**Request**.
In the material below, identify each line bearing the word "What". Reproduce those lines.

**Data items**.
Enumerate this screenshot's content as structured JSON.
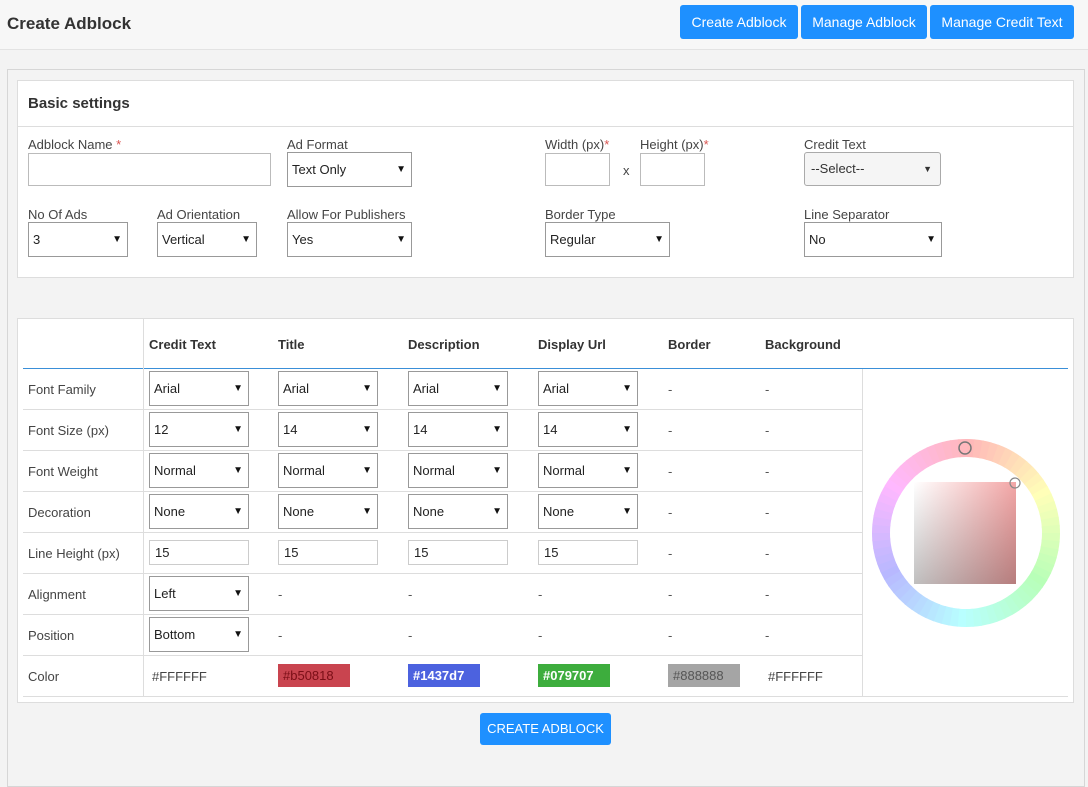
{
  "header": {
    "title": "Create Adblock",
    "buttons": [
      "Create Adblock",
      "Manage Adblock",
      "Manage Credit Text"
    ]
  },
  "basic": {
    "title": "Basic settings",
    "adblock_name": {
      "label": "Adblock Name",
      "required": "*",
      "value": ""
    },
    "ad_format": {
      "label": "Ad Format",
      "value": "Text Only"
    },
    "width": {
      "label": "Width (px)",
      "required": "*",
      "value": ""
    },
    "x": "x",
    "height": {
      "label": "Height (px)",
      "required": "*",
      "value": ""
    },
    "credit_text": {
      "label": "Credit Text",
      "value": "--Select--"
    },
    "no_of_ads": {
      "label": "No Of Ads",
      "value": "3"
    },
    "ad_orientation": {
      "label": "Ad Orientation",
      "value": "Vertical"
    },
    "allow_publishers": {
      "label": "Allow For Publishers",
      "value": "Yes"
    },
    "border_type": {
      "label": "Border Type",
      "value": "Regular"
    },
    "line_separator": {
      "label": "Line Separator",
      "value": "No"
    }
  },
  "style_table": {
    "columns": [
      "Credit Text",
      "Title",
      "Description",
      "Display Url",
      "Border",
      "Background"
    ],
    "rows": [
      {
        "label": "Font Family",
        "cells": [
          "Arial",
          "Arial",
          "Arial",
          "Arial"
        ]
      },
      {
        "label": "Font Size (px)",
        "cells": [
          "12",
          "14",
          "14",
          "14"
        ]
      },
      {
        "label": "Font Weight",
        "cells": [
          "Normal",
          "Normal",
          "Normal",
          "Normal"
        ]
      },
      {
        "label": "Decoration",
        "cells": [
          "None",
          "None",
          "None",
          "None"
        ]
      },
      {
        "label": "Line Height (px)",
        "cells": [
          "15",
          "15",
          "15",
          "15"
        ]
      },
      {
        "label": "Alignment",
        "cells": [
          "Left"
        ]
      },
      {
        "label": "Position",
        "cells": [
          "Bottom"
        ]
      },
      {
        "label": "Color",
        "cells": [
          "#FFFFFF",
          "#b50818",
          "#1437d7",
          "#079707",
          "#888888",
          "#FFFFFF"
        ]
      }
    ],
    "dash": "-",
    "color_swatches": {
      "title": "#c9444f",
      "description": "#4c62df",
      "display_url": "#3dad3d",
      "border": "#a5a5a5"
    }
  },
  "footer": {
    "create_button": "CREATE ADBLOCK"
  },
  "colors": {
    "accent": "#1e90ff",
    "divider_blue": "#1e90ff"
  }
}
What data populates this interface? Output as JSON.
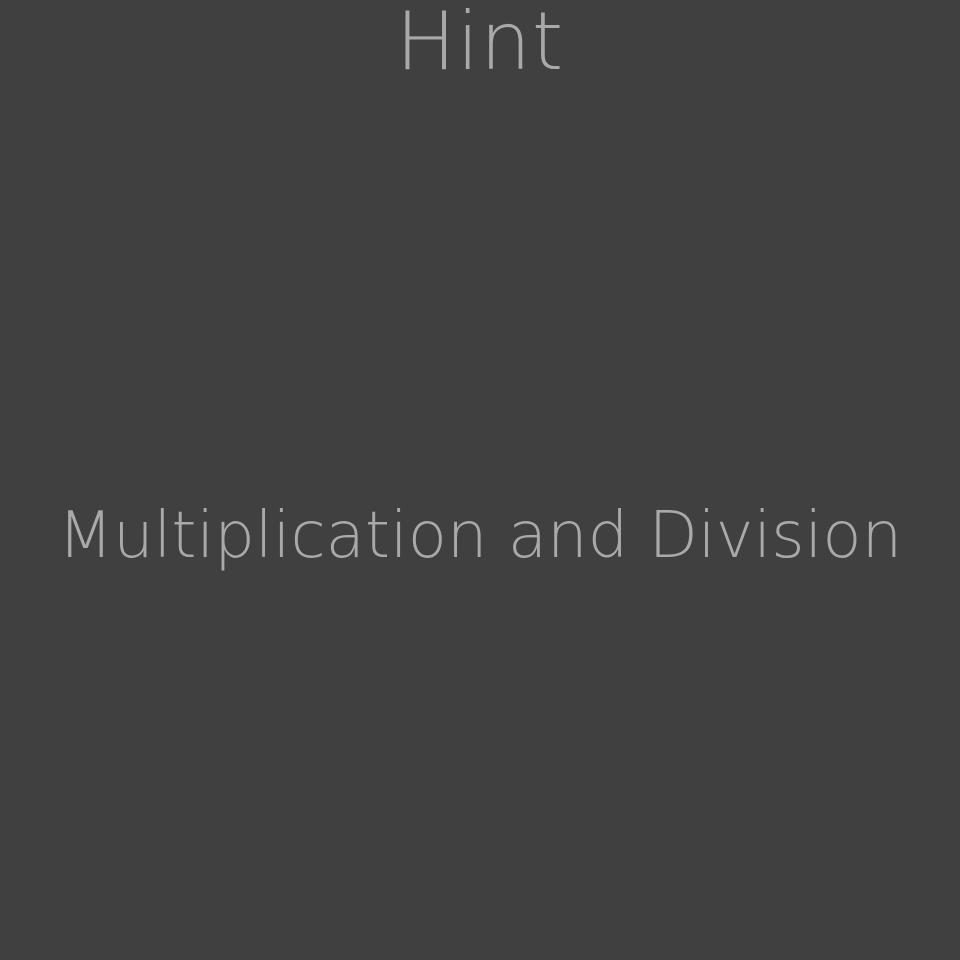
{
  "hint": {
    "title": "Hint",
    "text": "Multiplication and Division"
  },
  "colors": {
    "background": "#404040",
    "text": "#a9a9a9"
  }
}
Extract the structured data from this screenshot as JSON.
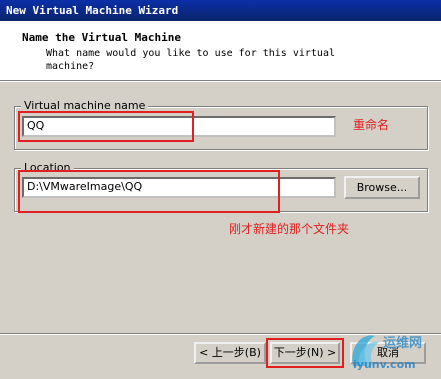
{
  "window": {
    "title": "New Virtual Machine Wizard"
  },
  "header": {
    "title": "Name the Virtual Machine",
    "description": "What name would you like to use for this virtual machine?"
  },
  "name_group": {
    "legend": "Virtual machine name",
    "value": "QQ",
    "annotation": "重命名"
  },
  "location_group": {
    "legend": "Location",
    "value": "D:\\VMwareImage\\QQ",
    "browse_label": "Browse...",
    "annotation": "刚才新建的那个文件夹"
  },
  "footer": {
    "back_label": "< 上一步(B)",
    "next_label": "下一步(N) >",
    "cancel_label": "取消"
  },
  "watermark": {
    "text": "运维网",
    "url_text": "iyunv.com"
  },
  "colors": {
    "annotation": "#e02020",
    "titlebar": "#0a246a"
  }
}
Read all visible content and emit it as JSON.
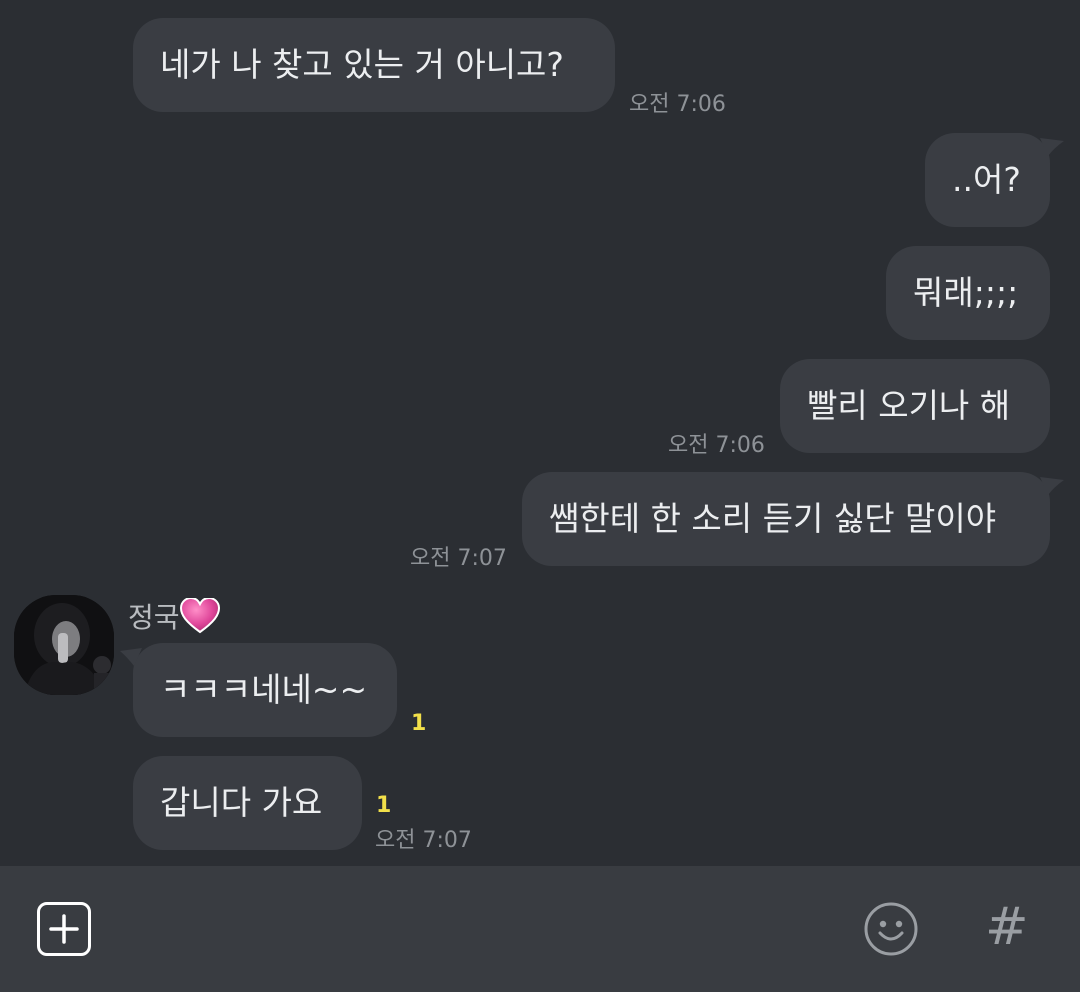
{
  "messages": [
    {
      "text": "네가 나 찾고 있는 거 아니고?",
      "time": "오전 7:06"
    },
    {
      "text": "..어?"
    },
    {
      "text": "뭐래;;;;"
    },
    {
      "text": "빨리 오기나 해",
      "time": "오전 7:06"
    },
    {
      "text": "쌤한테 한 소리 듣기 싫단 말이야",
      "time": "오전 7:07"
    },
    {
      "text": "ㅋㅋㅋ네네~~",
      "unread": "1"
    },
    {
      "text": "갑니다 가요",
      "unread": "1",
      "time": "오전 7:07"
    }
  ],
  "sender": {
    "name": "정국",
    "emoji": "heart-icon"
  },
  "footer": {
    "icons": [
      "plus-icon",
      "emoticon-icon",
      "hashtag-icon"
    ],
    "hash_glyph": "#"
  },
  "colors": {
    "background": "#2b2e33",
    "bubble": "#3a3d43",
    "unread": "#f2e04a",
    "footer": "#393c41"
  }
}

**Worked answer**.
What data populates this interface? Output as JSON.
    "description": "What name would you like to use for this virtual machine?"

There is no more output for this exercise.